WRITTEN TASK: Pick out each line with the word "Aluminum" from the material that follows.

DATA RECORDS:
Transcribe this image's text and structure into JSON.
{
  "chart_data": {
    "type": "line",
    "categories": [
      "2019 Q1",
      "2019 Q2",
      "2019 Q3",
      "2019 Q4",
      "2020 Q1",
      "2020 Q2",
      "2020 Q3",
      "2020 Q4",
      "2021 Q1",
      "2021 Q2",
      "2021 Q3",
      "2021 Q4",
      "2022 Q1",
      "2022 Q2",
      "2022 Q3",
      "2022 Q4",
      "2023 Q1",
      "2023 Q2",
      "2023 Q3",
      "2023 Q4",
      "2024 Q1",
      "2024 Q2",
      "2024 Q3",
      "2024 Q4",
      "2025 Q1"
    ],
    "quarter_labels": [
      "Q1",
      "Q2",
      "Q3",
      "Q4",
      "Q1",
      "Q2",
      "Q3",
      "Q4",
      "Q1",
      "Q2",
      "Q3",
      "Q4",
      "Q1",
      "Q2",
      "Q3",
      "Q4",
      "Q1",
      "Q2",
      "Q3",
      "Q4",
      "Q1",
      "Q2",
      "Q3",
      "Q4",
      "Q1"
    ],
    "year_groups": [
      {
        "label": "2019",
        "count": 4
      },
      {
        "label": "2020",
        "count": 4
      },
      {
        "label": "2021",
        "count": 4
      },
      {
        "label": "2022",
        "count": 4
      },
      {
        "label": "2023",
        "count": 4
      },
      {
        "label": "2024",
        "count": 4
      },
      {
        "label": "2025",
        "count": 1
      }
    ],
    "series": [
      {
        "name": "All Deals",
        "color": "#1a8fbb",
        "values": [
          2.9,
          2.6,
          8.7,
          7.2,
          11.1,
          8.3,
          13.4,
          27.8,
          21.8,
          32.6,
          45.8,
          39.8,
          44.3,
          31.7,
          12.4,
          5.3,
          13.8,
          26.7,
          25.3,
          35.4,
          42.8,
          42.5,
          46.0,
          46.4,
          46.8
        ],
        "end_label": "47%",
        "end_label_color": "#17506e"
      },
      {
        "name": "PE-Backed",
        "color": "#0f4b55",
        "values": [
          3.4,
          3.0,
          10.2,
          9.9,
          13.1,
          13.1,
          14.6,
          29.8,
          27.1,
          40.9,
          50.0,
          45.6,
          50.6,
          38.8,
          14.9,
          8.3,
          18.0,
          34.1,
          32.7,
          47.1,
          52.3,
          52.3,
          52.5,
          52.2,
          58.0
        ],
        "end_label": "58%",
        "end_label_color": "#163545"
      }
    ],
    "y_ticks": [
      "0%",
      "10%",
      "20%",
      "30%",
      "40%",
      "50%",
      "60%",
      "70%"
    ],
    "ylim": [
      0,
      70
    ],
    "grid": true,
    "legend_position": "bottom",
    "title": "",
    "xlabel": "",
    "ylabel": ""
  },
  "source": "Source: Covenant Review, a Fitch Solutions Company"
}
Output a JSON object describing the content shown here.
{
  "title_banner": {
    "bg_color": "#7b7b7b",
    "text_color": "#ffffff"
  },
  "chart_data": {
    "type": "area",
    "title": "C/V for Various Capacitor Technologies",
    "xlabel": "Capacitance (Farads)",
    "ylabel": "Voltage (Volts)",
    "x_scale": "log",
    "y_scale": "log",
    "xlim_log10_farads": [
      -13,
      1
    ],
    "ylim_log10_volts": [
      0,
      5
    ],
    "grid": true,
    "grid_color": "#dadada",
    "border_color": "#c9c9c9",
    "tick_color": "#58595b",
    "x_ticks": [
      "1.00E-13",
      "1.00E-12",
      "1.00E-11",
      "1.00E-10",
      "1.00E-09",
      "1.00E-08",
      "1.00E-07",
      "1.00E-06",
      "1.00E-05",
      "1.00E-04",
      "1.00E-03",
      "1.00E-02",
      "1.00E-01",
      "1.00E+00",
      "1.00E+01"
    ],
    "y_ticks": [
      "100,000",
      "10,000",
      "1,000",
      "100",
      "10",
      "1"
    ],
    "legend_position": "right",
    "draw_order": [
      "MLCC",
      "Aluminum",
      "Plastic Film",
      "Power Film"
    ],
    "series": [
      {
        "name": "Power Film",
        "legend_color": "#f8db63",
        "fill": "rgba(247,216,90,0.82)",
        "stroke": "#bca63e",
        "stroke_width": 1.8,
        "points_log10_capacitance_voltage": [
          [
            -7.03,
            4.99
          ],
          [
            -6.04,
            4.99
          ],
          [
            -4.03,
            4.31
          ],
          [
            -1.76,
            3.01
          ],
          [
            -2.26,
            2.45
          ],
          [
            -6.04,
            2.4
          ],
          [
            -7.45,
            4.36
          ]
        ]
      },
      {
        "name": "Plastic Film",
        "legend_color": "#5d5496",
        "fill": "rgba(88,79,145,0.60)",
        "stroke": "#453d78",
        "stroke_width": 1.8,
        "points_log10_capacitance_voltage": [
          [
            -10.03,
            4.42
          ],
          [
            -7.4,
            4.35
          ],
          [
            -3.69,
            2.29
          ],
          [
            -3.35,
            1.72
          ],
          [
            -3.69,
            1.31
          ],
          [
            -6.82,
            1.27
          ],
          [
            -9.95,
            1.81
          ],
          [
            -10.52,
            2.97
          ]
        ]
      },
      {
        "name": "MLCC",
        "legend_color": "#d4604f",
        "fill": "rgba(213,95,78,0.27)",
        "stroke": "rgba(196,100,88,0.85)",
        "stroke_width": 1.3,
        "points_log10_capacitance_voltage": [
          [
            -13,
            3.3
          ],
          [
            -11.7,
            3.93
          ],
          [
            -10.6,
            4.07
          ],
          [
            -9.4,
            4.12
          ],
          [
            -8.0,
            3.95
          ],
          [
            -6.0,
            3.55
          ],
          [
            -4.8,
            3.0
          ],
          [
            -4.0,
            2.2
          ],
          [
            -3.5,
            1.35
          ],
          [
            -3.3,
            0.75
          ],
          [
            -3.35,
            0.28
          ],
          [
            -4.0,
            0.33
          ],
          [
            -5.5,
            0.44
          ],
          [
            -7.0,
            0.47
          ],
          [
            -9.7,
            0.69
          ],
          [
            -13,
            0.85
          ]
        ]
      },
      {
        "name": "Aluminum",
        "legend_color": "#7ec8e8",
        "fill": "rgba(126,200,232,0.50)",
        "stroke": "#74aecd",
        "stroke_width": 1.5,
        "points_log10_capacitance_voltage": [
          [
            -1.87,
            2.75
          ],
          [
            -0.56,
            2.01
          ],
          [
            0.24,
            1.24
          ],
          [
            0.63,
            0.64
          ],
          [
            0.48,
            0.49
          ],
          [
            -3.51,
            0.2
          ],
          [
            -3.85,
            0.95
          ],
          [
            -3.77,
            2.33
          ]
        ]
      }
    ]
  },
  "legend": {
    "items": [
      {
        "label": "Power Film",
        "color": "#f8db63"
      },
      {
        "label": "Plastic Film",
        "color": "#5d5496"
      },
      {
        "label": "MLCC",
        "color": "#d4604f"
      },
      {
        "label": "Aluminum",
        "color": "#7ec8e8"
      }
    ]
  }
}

SOLUTION TO THIS PROBLEM:
      "Aluminum",
        "name": "Aluminum",
        "label": "Aluminum",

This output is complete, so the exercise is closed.